Your goal: Identify every line containing the word "front" and reproduce each one.

(Stored data)
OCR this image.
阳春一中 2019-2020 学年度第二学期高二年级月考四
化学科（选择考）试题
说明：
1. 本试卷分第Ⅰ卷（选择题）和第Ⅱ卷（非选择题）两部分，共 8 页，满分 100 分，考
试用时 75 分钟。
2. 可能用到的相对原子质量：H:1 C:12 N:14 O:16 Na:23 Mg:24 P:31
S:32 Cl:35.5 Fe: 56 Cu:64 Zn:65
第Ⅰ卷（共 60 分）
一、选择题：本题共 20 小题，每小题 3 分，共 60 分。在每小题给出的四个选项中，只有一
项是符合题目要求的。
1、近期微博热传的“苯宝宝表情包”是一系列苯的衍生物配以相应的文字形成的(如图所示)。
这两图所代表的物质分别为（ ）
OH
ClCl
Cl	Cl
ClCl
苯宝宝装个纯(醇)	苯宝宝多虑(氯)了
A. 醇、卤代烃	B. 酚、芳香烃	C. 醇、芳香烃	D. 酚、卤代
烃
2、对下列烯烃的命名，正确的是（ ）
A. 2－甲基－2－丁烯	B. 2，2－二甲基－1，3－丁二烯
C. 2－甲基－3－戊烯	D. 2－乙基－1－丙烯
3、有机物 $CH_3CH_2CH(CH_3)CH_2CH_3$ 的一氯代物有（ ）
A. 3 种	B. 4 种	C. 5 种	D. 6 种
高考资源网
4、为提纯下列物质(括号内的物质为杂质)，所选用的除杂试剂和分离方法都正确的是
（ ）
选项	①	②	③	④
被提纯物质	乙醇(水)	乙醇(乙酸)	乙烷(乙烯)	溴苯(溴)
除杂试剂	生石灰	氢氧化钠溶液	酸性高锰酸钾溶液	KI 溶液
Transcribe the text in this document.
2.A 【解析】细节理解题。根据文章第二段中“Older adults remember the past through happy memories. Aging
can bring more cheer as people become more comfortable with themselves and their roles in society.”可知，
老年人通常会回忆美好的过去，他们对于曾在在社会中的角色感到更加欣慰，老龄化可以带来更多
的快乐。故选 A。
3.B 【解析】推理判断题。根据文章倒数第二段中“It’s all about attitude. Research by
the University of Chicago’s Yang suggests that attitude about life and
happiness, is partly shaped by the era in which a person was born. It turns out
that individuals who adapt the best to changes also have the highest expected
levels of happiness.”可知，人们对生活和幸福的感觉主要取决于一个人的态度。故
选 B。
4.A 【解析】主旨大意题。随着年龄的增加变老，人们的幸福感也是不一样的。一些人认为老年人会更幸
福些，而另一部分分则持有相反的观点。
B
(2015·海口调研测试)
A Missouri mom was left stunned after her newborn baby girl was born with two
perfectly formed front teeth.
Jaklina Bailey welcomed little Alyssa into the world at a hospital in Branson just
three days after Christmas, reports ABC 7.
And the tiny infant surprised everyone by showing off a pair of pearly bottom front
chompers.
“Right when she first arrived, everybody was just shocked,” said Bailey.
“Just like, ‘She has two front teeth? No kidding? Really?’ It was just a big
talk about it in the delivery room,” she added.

Output:
perfectly formed front teeth.
And the tiny infant surprised everyone by showing off a pair of pearly bottom front
“Just like, ‘She has two front teeth? No kidding? Really?’ It was just a big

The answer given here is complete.